Source data
---*---

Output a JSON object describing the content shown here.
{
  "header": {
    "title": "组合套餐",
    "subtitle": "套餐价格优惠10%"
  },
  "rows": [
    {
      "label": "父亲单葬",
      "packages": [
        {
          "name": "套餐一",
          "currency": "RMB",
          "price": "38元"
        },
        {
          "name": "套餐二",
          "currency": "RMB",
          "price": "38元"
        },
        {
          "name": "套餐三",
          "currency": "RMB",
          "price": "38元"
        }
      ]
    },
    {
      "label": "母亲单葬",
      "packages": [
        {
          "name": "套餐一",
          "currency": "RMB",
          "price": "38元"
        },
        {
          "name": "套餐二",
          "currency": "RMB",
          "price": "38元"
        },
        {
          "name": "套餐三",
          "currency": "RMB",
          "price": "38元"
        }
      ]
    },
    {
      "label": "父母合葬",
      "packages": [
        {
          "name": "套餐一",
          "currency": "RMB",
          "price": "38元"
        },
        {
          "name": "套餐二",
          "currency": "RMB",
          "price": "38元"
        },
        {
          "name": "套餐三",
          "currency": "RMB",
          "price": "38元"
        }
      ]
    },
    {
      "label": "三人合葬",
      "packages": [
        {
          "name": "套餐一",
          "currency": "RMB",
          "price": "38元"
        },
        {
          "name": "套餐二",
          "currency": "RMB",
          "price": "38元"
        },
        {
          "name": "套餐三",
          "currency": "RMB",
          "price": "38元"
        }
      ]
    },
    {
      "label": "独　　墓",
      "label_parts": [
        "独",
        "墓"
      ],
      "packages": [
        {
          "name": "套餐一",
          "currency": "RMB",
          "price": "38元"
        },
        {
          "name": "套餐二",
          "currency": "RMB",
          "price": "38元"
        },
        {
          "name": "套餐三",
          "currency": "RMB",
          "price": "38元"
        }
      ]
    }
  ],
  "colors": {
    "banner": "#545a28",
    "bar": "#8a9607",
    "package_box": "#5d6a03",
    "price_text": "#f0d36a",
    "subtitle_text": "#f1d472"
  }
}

---*---

WHAT YOU NEED TO DO
Quote every entry exactly.

FULL SOLUTION
Output a JSON object describing the content shown here.
{
  "header": {
    "title": "组合套餐",
    "subtitle": "套餐价格优惠10%"
  },
  "rows": [
    {
      "label": "父亲单葬",
      "packages": [
        {
          "name": "套餐一",
          "currency": "RMB",
          "price": "38元"
        },
        {
          "name": "套餐二",
          "currency": "RMB",
          "price": "38元"
        },
        {
          "name": "套餐三",
          "currency": "RMB",
          "price": "38元"
        }
      ]
    },
    {
      "label": "母亲单葬",
      "packages": [
        {
          "name": "套餐一",
          "currency": "RMB",
          "price": "38元"
        },
        {
          "name": "套餐二",
          "currency": "RMB",
          "price": "38元"
        },
        {
          "name": "套餐三",
          "currency": "RMB",
          "price": "38元"
        }
      ]
    },
    {
      "label": "父母合葬",
      "packages": [
        {
          "name": "套餐一",
          "currency": "RMB",
          "price": "38元"
        },
        {
          "name": "套餐二",
          "currency": "RMB",
          "price": "38元"
        },
        {
          "name": "套餐三",
          "currency": "RMB",
          "price": "38元"
        }
      ]
    },
    {
      "label": "三人合葬",
      "packages": [
        {
          "name": "套餐一",
          "currency": "RMB",
          "price": "38元"
        },
        {
          "name": "套餐二",
          "currency": "RMB",
          "price": "38元"
        },
        {
          "name": "套餐三",
          "currency": "RMB",
          "price": "38元"
        }
      ]
    },
    {
      "label": "独　　墓",
      "label_parts": [
        "独",
        "墓"
      ],
      "packages": [
        {
          "name": "套餐一",
          "currency": "RMB",
          "price": "38元"
        },
        {
          "name": "套餐二",
          "currency": "RMB",
          "price": "38元"
        },
        {
          "name": "套餐三",
          "currency": "RMB",
          "price": "38元"
        }
      ]
    }
  ],
  "colors": {
    "banner": "#545a28",
    "bar": "#8a9607",
    "package_box": "#5d6a03",
    "price_text": "#f0d36a",
    "subtitle_text": "#f1d472"
  }
}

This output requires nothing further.